TASK STATEMENT: Reproduce the following material exactly, including every line.

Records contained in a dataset

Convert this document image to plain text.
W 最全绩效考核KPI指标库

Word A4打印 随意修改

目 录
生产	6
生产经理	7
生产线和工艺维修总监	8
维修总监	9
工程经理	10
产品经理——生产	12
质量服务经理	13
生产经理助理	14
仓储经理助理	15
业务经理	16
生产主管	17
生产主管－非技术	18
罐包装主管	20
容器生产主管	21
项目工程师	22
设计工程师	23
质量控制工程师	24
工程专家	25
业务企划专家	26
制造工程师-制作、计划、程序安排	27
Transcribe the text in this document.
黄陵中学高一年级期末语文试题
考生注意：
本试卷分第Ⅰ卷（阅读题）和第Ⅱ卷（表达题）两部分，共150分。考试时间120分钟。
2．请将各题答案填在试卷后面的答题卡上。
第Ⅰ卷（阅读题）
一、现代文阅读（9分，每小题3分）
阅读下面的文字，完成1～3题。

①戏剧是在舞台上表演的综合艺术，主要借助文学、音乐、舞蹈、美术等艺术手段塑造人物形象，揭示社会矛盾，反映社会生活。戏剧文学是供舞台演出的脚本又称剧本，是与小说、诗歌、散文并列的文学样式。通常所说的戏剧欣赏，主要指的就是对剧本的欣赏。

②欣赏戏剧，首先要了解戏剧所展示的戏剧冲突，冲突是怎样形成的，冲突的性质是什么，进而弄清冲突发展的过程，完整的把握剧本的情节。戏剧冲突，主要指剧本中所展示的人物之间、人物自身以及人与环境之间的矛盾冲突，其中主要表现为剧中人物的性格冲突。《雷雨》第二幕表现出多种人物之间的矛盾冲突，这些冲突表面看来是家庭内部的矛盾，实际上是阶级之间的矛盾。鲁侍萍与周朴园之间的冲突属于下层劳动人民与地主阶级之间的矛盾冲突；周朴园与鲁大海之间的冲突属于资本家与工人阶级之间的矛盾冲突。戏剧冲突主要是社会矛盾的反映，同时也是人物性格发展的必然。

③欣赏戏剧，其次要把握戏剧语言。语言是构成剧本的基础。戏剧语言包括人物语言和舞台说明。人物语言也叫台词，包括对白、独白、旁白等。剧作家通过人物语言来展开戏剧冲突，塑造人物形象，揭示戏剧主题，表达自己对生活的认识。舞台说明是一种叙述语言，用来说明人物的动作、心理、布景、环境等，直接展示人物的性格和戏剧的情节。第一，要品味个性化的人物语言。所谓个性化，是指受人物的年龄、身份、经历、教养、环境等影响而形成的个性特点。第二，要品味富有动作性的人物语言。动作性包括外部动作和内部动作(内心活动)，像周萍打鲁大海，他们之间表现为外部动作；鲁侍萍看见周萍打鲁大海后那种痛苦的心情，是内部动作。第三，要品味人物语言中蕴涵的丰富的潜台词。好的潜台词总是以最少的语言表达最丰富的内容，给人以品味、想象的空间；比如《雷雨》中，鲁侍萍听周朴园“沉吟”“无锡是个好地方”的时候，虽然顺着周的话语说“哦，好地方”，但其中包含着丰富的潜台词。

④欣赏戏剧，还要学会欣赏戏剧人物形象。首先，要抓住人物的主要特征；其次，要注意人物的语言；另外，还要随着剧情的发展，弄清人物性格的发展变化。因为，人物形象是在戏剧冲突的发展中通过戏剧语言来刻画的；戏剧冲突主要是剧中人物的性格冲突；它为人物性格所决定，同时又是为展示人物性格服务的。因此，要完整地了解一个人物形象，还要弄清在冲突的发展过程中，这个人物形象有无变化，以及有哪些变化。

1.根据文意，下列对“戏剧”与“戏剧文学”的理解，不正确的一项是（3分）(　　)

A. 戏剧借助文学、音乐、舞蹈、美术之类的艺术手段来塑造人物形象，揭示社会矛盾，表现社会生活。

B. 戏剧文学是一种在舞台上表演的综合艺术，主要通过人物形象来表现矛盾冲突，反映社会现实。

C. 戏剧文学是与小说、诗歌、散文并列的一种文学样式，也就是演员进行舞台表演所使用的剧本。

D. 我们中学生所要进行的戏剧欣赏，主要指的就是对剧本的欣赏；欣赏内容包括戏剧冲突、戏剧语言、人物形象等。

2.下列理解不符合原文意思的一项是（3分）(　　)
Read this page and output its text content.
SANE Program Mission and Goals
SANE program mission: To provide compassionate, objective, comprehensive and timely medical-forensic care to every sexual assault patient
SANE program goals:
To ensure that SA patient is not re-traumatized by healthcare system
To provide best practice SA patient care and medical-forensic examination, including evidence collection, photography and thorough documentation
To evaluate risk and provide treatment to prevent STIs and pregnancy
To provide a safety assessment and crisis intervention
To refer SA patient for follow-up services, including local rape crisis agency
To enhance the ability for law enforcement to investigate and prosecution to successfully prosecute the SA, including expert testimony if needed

WORKED ANSWER:
Convert this document image to plain text.
W 最全绩效考核KPI指标库

Word A4打印 随意修改

目 录
生产	6
生产经理	7
生产线和工艺维修总监	8
维修总监	9
工程经理	10
产品经理——生产	12
质量服务经理	13
生产经理助理	14
仓储经理助理	15
业务经理	16
生产主管	17
生产主管－非技术	18
罐包装主管	20
容器生产主管	21
项目工程师	22
设计工程师	23
质量控制工程师	24
工程专家	25
业务企划专家	26
制造工程师-制作、计划、程序安排	27
Transcribe the text in this document.
黄陵中学高一年级期末语文试题
考生注意：
本试卷分第Ⅰ卷（阅读题）和第Ⅱ卷（表达题）两部分，共150分。考试时间120分钟。
2．请将各题答案填在试卷后面的答题卡上。
第Ⅰ卷（阅读题）
一、现代文阅读（9分，每小题3分）
阅读下面的文字，完成1～3题。

①戏剧是在舞台上表演的综合艺术，主要借助文学、音乐、舞蹈、美术等艺术手段塑造人物形象，揭示社会矛盾，反映社会生活。戏剧文学是供舞台演出的脚本又称剧本，是与小说、诗歌、散文并列的文学样式。通常所说的戏剧欣赏，主要指的就是对剧本的欣赏。

②欣赏戏剧，首先要了解戏剧所展示的戏剧冲突，冲突是怎样形成的，冲突的性质是什么，进而弄清冲突发展的过程，完整的把握剧本的情节。戏剧冲突，主要指剧本中所展示的人物之间、人物自身以及人与环境之间的矛盾冲突，其中主要表现为剧中人物的性格冲突。《雷雨》第二幕表现出多种人物之间的矛盾冲突，这些冲突表面看来是家庭内部的矛盾，实际上是阶级之间的矛盾。鲁侍萍与周朴园之间的冲突属于下层劳动人民与地主阶级之间的矛盾冲突；周朴园与鲁大海之间的冲突属于资本家与工人阶级之间的矛盾冲突。戏剧冲突主要是社会矛盾的反映，同时也是人物性格发展的必然。

③欣赏戏剧，其次要把握戏剧语言。语言是构成剧本的基础。戏剧语言包括人物语言和舞台说明。人物语言也叫台词，包括对白、独白、旁白等。剧作家通过人物语言来展开戏剧冲突，塑造人物形象，揭示戏剧主题，表达自己对生活的认识。舞台说明是一种叙述语言，用来说明人物的动作、心理、布景、环境等，直接展示人物的性格和戏剧的情节。第一，要品味个性化的人物语言。所谓个性化，是指受人物的年龄、身份、经历、教养、环境等影响而形成的个性特点。第二，要品味富有动作性的人物语言。动作性包括外部动作和内部动作(内心活动)，像周萍打鲁大海，他们之间表现为外部动作；鲁侍萍看见周萍打鲁大海后那种痛苦的心情，是内部动作。第三，要品味人物语言中蕴涵的丰富的潜台词。好的潜台词总是以最少的语言表达最丰富的内容，给人以品味、想象的空间；比如《雷雨》中，鲁侍萍听周朴园“沉吟”“无锡是个好地方”的时候，虽然顺着周的话语说“哦，好地方”，但其中包含着丰富的潜台词。

④欣赏戏剧，还要学会欣赏戏剧人物形象。首先，要抓住人物的主要特征；其次，要注意人物的语言；另外，还要随着剧情的发展，弄清人物性格的发展变化。因为，人物形象是在戏剧冲突的发展中通过戏剧语言来刻画的；戏剧冲突主要是剧中人物的性格冲突；它为人物性格所决定，同时又是为展示人物性格服务的。因此，要完整地了解一个人物形象，还要弄清在冲突的发展过程中，这个人物形象有无变化，以及有哪些变化。

1.根据文意，下列对“戏剧”与“戏剧文学”的理解，不正确的一项是（3分）(　　)

A. 戏剧借助文学、音乐、舞蹈、美术之类的艺术手段来塑造人物形象，揭示社会矛盾，表现社会生活。

B. 戏剧文学是一种在舞台上表演的综合艺术，主要通过人物形象来表现矛盾冲突，反映社会现实。

C. 戏剧文学是与小说、诗歌、散文并列的一种文学样式，也就是演员进行舞台表演所使用的剧本。

D. 我们中学生所要进行的戏剧欣赏，主要指的就是对剧本的欣赏；欣赏内容包括戏剧冲突、戏剧语言、人物形象等。

2.下列理解不符合原文意思的一项是（3分）(　　)
Read this page and output its text content.
SANE Program Mission and Goals
SANE program mission: To provide compassionate, objective, comprehensive and timely medical-forensic care to every sexual assault patient
SANE program goals:
To ensure that SA patient is not re-traumatized by healthcare system
To provide best practice SA patient care and medical-forensic examination, including evidence collection, photography and thorough documentation
To evaluate risk and provide treatment to prevent STIs and pregnancy
To provide a safety assessment and crisis intervention
To refer SA patient for follow-up services, including local rape crisis agency
To enhance the ability for law enforcement to investigate and prosecution to successfully prosecute the SA, including expert testimony if needed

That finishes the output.